==== Dataset rows ====
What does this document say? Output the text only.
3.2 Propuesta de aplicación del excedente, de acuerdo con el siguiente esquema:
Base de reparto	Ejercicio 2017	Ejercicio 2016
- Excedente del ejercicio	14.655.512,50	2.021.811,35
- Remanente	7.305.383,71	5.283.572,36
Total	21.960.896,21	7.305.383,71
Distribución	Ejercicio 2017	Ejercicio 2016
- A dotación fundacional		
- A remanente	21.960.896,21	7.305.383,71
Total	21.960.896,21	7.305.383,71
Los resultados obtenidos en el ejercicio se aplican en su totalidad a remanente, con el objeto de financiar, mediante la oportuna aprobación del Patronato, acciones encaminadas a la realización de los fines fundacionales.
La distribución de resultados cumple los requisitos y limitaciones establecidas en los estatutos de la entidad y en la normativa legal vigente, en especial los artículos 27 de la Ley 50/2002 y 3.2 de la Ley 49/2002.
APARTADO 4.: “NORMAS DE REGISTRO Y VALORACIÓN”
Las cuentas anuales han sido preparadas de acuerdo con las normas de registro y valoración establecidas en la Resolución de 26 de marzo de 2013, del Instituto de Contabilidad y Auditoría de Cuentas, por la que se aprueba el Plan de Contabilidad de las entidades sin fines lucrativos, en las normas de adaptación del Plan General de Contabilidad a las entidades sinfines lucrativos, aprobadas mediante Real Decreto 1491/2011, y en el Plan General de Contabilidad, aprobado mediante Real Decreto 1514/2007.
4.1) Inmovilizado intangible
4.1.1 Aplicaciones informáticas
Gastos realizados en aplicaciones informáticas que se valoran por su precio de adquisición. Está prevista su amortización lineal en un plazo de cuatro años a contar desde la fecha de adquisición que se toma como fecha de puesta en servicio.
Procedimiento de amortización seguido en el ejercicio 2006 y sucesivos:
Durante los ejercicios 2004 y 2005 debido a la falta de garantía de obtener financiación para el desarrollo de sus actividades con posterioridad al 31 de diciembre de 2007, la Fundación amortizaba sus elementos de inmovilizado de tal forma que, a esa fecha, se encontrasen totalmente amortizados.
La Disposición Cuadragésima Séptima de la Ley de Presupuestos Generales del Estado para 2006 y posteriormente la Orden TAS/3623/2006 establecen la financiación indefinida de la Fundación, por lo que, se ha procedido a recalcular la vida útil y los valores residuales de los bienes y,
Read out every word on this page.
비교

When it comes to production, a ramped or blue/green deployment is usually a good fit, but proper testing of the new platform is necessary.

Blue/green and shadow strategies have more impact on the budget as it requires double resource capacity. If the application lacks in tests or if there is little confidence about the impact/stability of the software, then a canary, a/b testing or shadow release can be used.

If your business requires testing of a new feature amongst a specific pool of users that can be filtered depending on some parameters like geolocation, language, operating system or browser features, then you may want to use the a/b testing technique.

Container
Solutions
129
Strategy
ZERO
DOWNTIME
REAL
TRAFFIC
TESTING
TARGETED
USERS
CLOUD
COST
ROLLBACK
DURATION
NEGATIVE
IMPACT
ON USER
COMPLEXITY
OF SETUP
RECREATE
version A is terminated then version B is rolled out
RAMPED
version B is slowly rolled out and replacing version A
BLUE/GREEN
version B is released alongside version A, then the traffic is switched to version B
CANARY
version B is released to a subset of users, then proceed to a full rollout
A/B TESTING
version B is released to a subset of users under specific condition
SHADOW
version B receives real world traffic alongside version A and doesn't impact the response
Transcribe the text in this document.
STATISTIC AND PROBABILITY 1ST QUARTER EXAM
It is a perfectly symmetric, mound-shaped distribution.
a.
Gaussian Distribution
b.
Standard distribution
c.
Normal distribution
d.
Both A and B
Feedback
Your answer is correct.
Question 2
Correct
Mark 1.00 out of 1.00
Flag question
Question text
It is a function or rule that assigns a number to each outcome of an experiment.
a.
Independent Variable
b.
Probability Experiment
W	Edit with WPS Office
====
Scan the records above for the string "released", then report every line that contains it.

- [Output]
version B is released alongside version A, then the traffic is switched to version B
version B is released to a subset of users, then proceed to a full rollout
version B is released to a subset of users under specific condition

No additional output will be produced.